Materiale fornito:
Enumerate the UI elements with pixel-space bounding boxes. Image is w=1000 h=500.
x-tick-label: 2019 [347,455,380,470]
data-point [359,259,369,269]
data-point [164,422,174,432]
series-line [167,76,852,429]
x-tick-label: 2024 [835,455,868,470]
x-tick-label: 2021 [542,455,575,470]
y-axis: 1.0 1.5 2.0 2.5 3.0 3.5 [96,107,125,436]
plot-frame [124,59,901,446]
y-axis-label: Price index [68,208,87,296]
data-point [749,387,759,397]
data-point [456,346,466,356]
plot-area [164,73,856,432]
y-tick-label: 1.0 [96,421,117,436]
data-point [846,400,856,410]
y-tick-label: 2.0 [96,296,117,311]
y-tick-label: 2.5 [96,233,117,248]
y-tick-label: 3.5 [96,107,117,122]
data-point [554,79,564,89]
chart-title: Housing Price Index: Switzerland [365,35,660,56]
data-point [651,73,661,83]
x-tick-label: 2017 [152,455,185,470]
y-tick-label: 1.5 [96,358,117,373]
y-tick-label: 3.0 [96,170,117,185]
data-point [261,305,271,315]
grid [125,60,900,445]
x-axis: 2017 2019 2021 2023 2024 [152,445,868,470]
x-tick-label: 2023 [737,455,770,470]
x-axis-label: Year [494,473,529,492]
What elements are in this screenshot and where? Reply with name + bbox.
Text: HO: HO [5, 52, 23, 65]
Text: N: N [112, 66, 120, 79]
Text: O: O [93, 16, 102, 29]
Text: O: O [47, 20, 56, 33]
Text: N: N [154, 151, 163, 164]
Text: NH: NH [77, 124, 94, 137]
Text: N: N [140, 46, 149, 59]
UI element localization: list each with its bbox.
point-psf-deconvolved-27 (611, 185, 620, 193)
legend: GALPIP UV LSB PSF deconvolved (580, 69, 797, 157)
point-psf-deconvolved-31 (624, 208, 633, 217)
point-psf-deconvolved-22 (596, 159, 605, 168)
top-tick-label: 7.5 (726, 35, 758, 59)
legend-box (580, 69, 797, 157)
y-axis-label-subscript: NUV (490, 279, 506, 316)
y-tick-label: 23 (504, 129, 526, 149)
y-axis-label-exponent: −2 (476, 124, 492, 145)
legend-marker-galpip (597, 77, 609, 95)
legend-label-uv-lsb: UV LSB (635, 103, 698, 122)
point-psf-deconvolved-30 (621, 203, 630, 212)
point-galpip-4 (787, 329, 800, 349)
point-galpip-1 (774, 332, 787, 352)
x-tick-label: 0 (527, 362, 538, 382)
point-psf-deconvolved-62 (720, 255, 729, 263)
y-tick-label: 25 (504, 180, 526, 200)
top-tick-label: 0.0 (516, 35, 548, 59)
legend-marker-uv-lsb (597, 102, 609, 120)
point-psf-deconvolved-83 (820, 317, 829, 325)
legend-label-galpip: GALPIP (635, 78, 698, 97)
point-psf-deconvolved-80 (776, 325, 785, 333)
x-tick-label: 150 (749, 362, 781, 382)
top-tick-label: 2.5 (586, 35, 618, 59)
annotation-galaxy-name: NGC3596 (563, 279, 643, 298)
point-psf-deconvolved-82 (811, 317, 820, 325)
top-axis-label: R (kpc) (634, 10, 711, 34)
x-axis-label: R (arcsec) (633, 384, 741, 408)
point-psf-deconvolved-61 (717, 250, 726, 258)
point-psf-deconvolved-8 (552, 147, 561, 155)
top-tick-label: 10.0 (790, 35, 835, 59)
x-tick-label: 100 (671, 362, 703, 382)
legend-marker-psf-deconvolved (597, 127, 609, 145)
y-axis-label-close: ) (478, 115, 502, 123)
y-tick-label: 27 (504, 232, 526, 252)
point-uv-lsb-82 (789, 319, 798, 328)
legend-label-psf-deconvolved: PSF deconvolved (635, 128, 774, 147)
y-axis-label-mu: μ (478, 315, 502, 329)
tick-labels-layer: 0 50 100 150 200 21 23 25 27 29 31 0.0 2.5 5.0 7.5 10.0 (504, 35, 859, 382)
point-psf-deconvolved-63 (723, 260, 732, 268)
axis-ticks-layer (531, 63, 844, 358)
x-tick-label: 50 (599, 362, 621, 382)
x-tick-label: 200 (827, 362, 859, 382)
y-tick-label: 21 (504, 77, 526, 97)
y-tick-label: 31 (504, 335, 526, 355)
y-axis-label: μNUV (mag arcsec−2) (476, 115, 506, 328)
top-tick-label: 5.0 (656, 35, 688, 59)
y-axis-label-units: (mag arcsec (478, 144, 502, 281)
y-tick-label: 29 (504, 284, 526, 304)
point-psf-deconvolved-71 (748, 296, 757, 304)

Da fare: Puoi stampare di nuovo tutto il materiale qui sopra, riga per riga, senza cambiare nulla?

Risposta completa:
Enumerate the UI elements with pixel-space bounding boxes. Image is w=1000 h=500.
x-tick-label: 2019 [347,455,380,470]
data-point [359,259,369,269]
data-point [164,422,174,432]
series-line [167,76,852,429]
x-tick-label: 2024 [835,455,868,470]
x-tick-label: 2021 [542,455,575,470]
y-axis: 1.0 1.5 2.0 2.5 3.0 3.5 [96,107,125,436]
plot-frame [124,59,901,446]
y-axis-label: Price index [68,208,87,296]
data-point [749,387,759,397]
data-point [456,346,466,356]
plot-area [164,73,856,432]
y-tick-label: 1.0 [96,421,117,436]
data-point [846,400,856,410]
y-tick-label: 2.0 [96,296,117,311]
y-tick-label: 2.5 [96,233,117,248]
y-tick-label: 3.5 [96,107,117,122]
data-point [554,79,564,89]
chart-title: Housing Price Index: Switzerland [365,35,660,56]
data-point [651,73,661,83]
x-tick-label: 2017 [152,455,185,470]
y-tick-label: 1.5 [96,358,117,373]
y-tick-label: 3.0 [96,170,117,185]
data-point [261,305,271,315]
grid [125,60,900,445]
x-axis: 2017 2019 2021 2023 2024 [152,445,868,470]
x-tick-label: 2023 [737,455,770,470]
x-axis-label: Year [494,473,529,492]
What elements are in this screenshot and where? Reply with name + bbox.
Text: HO: HO [5, 52, 23, 65]
Text: N: N [112, 66, 120, 79]
Text: O: O [93, 16, 102, 29]
Text: O: O [47, 20, 56, 33]
Text: N: N [154, 151, 163, 164]
Text: NH: NH [77, 124, 94, 137]
Text: N: N [140, 46, 149, 59]
UI element localization: list each with its bbox.
point-psf-deconvolved-27 (611, 185, 620, 193)
legend: GALPIP UV LSB PSF deconvolved (580, 69, 797, 157)
point-psf-deconvolved-31 (624, 208, 633, 217)
point-psf-deconvolved-22 (596, 159, 605, 168)
top-tick-label: 7.5 (726, 35, 758, 59)
legend-box (580, 69, 797, 157)
y-axis-label-subscript: NUV (490, 279, 506, 316)
y-tick-label: 23 (504, 129, 526, 149)
y-axis-label-exponent: −2 (476, 124, 492, 145)
legend-marker-galpip (597, 77, 609, 95)
legend-label-uv-lsb: UV LSB (635, 103, 698, 122)
point-psf-deconvolved-30 (621, 203, 630, 212)
point-galpip-4 (787, 329, 800, 349)
point-galpip-1 (774, 332, 787, 352)
x-tick-label: 0 (527, 362, 538, 382)
point-psf-deconvolved-62 (720, 255, 729, 263)
y-tick-label: 25 (504, 180, 526, 200)
top-tick-label: 0.0 (516, 35, 548, 59)
legend-marker-uv-lsb (597, 102, 609, 120)
point-psf-deconvolved-83 (820, 317, 829, 325)
legend-label-galpip: GALPIP (635, 78, 698, 97)
point-psf-deconvolved-80 (776, 325, 785, 333)
x-tick-label: 150 (749, 362, 781, 382)
top-tick-label: 2.5 (586, 35, 618, 59)
annotation-galaxy-name: NGC3596 (563, 279, 643, 298)
point-psf-deconvolved-82 (811, 317, 820, 325)
top-axis-label: R (kpc) (634, 10, 711, 34)
x-axis-label: R (arcsec) (633, 384, 741, 408)
point-psf-deconvolved-61 (717, 250, 726, 258)
point-psf-deconvolved-8 (552, 147, 561, 155)
top-tick-label: 10.0 (790, 35, 835, 59)
x-tick-label: 100 (671, 362, 703, 382)
legend-marker-psf-deconvolved (597, 127, 609, 145)
y-axis-label-close: ) (478, 115, 502, 123)
y-tick-label: 27 (504, 232, 526, 252)
point-uv-lsb-82 (789, 319, 798, 328)
legend-label-psf-deconvolved: PSF deconvolved (635, 128, 774, 147)
y-axis-label-mu: μ (478, 315, 502, 329)
tick-labels-layer: 0 50 100 150 200 21 23 25 27 29 31 0.0 2.5 5.0 7.5 10.0 (504, 35, 859, 382)
point-psf-deconvolved-63 (723, 260, 732, 268)
axis-ticks-layer (531, 63, 844, 358)
x-tick-label: 50 (599, 362, 621, 382)
x-tick-label: 200 (827, 362, 859, 382)
y-tick-label: 21 (504, 77, 526, 97)
y-tick-label: 31 (504, 335, 526, 355)
y-axis-label: μNUV (mag arcsec−2) (476, 115, 506, 328)
top-tick-label: 5.0 (656, 35, 688, 59)
y-axis-label-units: (mag arcsec (478, 144, 502, 281)
y-tick-label: 29 (504, 284, 526, 304)
point-psf-deconvolved-71 (748, 296, 757, 304)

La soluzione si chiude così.